Your instructions — Provide an exact transcription of all the records.

Start

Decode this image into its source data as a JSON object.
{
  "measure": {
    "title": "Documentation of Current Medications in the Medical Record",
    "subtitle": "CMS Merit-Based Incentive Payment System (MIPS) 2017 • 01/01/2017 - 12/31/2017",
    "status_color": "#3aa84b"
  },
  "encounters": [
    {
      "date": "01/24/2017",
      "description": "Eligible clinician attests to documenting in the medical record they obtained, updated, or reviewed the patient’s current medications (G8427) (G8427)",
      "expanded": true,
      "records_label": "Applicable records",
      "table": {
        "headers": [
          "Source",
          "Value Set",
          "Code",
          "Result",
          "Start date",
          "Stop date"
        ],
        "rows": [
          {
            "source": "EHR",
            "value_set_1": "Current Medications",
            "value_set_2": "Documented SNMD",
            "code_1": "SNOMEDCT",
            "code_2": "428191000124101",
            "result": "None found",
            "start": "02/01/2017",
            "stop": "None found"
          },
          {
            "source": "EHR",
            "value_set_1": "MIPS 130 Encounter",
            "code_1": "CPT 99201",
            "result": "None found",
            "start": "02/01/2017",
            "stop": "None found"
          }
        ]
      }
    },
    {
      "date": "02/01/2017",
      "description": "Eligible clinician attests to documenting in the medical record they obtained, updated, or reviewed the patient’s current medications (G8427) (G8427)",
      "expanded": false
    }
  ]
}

End

Exercise solution —
Decode this image into its source data as a JSON object.
{
  "measure": {
    "title": "Documentation of Current Medications in the Medical Record",
    "subtitle": "CMS Merit-Based Incentive Payment System (MIPS) 2017 • 01/01/2017 - 12/31/2017",
    "status_color": "#3aa84b"
  },
  "encounters": [
    {
      "date": "01/24/2017",
      "description": "Eligible clinician attests to documenting in the medical record they obtained, updated, or reviewed the patient’s current medications (G8427) (G8427)",
      "expanded": true,
      "records_label": "Applicable records",
      "table": {
        "headers": [
          "Source",
          "Value Set",
          "Code",
          "Result",
          "Start date",
          "Stop date"
        ],
        "rows": [
          {
            "source": "EHR",
            "value_set_1": "Current Medications",
            "value_set_2": "Documented SNMD",
            "code_1": "SNOMEDCT",
            "code_2": "428191000124101",
            "result": "None found",
            "start": "02/01/2017",
            "stop": "None found"
          },
          {
            "source": "EHR",
            "value_set_1": "MIPS 130 Encounter",
            "code_1": "CPT 99201",
            "result": "None found",
            "start": "02/01/2017",
            "stop": "None found"
          }
        ]
      }
    },
    {
      "date": "02/01/2017",
      "description": "Eligible clinician attests to documenting in the medical record they obtained, updated, or reviewed the patient’s current medications (G8427) (G8427)",
      "expanded": false
    }
  ]
}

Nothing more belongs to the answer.